* PROVIDED MATERIAL:
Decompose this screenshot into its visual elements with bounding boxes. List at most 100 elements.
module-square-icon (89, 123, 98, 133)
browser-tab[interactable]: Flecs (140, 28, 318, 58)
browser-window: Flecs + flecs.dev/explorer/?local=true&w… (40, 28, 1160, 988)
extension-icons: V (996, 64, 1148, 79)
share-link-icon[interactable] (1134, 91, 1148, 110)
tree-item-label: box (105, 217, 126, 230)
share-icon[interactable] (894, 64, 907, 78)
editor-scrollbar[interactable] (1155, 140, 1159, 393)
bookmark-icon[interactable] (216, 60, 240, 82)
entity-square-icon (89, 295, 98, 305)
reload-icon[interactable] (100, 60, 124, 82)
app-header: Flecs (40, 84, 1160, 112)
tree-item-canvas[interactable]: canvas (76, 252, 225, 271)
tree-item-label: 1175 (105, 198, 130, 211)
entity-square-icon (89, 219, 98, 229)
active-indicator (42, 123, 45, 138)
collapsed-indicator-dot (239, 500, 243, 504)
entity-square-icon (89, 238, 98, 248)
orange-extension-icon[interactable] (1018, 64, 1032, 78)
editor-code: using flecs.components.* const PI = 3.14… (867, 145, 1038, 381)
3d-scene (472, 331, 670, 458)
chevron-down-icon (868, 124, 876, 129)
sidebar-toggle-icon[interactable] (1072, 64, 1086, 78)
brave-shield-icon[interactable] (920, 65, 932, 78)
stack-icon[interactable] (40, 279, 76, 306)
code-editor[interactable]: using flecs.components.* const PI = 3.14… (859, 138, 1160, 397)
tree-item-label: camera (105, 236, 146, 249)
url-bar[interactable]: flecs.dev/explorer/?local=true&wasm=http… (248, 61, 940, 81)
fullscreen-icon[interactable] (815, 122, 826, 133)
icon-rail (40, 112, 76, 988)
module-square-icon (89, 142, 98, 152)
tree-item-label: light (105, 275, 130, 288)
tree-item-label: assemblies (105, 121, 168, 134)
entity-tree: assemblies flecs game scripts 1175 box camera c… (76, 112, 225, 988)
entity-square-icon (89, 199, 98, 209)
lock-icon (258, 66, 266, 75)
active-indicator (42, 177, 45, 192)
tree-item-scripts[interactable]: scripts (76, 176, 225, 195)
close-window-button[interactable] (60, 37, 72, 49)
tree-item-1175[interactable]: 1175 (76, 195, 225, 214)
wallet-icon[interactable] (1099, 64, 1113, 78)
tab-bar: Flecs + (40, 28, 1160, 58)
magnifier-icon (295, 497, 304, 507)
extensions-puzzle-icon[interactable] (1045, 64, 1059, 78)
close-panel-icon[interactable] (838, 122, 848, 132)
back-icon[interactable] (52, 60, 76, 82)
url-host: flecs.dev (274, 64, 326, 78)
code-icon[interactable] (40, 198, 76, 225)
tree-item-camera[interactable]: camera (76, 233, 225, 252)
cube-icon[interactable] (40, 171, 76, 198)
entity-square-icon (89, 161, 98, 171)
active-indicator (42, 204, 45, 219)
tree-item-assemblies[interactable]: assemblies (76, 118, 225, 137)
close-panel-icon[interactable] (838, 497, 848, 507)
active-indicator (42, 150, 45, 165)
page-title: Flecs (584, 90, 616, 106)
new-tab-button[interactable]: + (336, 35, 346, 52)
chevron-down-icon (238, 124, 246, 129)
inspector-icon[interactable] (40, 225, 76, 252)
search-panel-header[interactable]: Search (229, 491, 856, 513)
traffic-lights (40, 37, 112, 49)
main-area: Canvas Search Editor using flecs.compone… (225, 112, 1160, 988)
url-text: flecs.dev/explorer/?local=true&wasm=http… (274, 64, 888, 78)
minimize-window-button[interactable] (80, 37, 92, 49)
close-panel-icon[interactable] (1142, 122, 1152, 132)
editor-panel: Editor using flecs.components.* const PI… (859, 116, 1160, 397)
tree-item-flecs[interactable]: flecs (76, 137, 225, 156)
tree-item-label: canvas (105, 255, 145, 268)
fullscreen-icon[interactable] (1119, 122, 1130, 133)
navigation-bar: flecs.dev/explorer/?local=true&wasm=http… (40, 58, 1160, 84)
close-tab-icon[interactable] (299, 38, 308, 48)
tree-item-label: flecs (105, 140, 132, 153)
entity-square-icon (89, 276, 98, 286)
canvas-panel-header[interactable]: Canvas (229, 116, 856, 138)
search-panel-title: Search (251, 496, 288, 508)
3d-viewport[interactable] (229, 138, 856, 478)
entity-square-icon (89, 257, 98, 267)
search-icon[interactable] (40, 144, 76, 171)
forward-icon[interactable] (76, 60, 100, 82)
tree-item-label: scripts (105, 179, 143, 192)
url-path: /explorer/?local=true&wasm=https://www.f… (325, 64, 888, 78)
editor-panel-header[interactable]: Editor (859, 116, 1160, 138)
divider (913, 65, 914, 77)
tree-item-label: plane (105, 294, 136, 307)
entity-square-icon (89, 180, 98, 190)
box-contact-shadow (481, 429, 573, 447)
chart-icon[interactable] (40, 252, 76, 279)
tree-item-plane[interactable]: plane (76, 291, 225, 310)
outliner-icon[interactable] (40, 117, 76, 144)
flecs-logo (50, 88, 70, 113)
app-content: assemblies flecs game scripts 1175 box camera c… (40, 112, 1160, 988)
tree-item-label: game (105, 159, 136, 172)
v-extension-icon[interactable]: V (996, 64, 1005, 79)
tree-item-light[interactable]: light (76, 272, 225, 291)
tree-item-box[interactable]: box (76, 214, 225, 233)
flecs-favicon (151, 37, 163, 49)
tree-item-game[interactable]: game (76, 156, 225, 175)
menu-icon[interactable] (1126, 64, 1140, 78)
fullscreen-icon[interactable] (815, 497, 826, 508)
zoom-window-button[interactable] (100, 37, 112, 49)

* EXERCISE GOAL: Reproduce every line of the data above verbatim, leaving nothing out and changing nothing.

* IN RESPONSE:
Decompose this screenshot into its visual elements with bounding boxes. List at most 100 elements.
module-square-icon (89, 123, 98, 133)
browser-tab[interactable]: Flecs (140, 28, 318, 58)
browser-window: Flecs + flecs.dev/explorer/?local=true&w… (40, 28, 1160, 988)
extension-icons: V (996, 64, 1148, 79)
share-link-icon[interactable] (1134, 91, 1148, 110)
tree-item-label: box (105, 217, 126, 230)
share-icon[interactable] (894, 64, 907, 78)
editor-scrollbar[interactable] (1155, 140, 1159, 393)
bookmark-icon[interactable] (216, 60, 240, 82)
entity-square-icon (89, 295, 98, 305)
reload-icon[interactable] (100, 60, 124, 82)
app-header: Flecs (40, 84, 1160, 112)
tree-item-canvas[interactable]: canvas (76, 252, 225, 271)
tree-item-label: 1175 (105, 198, 130, 211)
entity-square-icon (89, 219, 98, 229)
active-indicator (42, 123, 45, 138)
collapsed-indicator-dot (239, 500, 243, 504)
entity-square-icon (89, 238, 98, 248)
orange-extension-icon[interactable] (1018, 64, 1032, 78)
editor-code: using flecs.components.* const PI = 3.14… (867, 145, 1038, 381)
3d-scene (472, 331, 670, 458)
chevron-down-icon (868, 124, 876, 129)
sidebar-toggle-icon[interactable] (1072, 64, 1086, 78)
brave-shield-icon[interactable] (920, 65, 932, 78)
stack-icon[interactable] (40, 279, 76, 306)
code-editor[interactable]: using flecs.components.* const PI = 3.14… (859, 138, 1160, 397)
tree-item-label: camera (105, 236, 146, 249)
url-bar[interactable]: flecs.dev/explorer/?local=true&wasm=http… (248, 61, 940, 81)
fullscreen-icon[interactable] (815, 122, 826, 133)
icon-rail (40, 112, 76, 988)
module-square-icon (89, 142, 98, 152)
tree-item-label: light (105, 275, 130, 288)
tree-item-label: assemblies (105, 121, 168, 134)
entity-tree: assemblies flecs game scripts 1175 box camera c… (76, 112, 225, 988)
entity-square-icon (89, 199, 98, 209)
lock-icon (258, 66, 266, 75)
active-indicator (42, 177, 45, 192)
tree-item-scripts[interactable]: scripts (76, 176, 225, 195)
close-window-button[interactable] (60, 37, 72, 49)
tree-item-1175[interactable]: 1175 (76, 195, 225, 214)
wallet-icon[interactable] (1099, 64, 1113, 78)
tab-bar: Flecs + (40, 28, 1160, 58)
magnifier-icon (295, 497, 304, 507)
extensions-puzzle-icon[interactable] (1045, 64, 1059, 78)
close-panel-icon[interactable] (838, 122, 848, 132)
back-icon[interactable] (52, 60, 76, 82)
url-host: flecs.dev (274, 64, 326, 78)
code-icon[interactable] (40, 198, 76, 225)
tree-item-camera[interactable]: camera (76, 233, 225, 252)
cube-icon[interactable] (40, 171, 76, 198)
entity-square-icon (89, 161, 98, 171)
active-indicator (42, 204, 45, 219)
tree-item-assemblies[interactable]: assemblies (76, 118, 225, 137)
close-panel-icon[interactable] (838, 497, 848, 507)
active-indicator (42, 150, 45, 165)
page-title: Flecs (584, 90, 616, 106)
new-tab-button[interactable]: + (336, 35, 346, 52)
chevron-down-icon (238, 124, 246, 129)
inspector-icon[interactable] (40, 225, 76, 252)
search-panel-header[interactable]: Search (229, 491, 856, 513)
traffic-lights (40, 37, 112, 49)
main-area: Canvas Search Editor using flecs.compone… (225, 112, 1160, 988)
url-text: flecs.dev/explorer/?local=true&wasm=http… (274, 64, 888, 78)
minimize-window-button[interactable] (80, 37, 92, 49)
close-panel-icon[interactable] (1142, 122, 1152, 132)
editor-panel: Editor using flecs.components.* const PI… (859, 116, 1160, 397)
tree-item-flecs[interactable]: flecs (76, 137, 225, 156)
tree-item-label: canvas (105, 255, 145, 268)
fullscreen-icon[interactable] (1119, 122, 1130, 133)
navigation-bar: flecs.dev/explorer/?local=true&wasm=http… (40, 58, 1160, 84)
close-tab-icon[interactable] (299, 38, 308, 48)
tree-item-label: flecs (105, 140, 132, 153)
entity-square-icon (89, 276, 98, 286)
canvas-panel-header[interactable]: Canvas (229, 116, 856, 138)
search-panel-title: Search (251, 496, 288, 508)
3d-viewport[interactable] (229, 138, 856, 478)
entity-square-icon (89, 257, 98, 267)
search-icon[interactable] (40, 144, 76, 171)
forward-icon[interactable] (76, 60, 100, 82)
tree-item-label: scripts (105, 179, 143, 192)
url-path: /explorer/?local=true&wasm=https://www.f… (325, 64, 888, 78)
editor-panel-header[interactable]: Editor (859, 116, 1160, 138)
divider (913, 65, 914, 77)
tree-item-label: plane (105, 294, 136, 307)
entity-square-icon (89, 180, 98, 190)
box-contact-shadow (481, 429, 573, 447)
chart-icon[interactable] (40, 252, 76, 279)
tree-item-plane[interactable]: plane (76, 291, 225, 310)
outliner-icon[interactable] (40, 117, 76, 144)
flecs-logo (50, 88, 70, 113)
app-content: assemblies flecs game scripts 1175 box camera c… (40, 112, 1160, 988)
tree-item-label: game (105, 159, 136, 172)
v-extension-icon[interactable]: V (996, 64, 1005, 79)
tree-item-light[interactable]: light (76, 272, 225, 291)
tree-item-box[interactable]: box (76, 214, 225, 233)
flecs-favicon (151, 37, 163, 49)
tree-item-game[interactable]: game (76, 156, 225, 175)
menu-icon[interactable] (1126, 64, 1140, 78)
fullscreen-icon[interactable] (815, 497, 826, 508)
zoom-window-button[interactable] (100, 37, 112, 49)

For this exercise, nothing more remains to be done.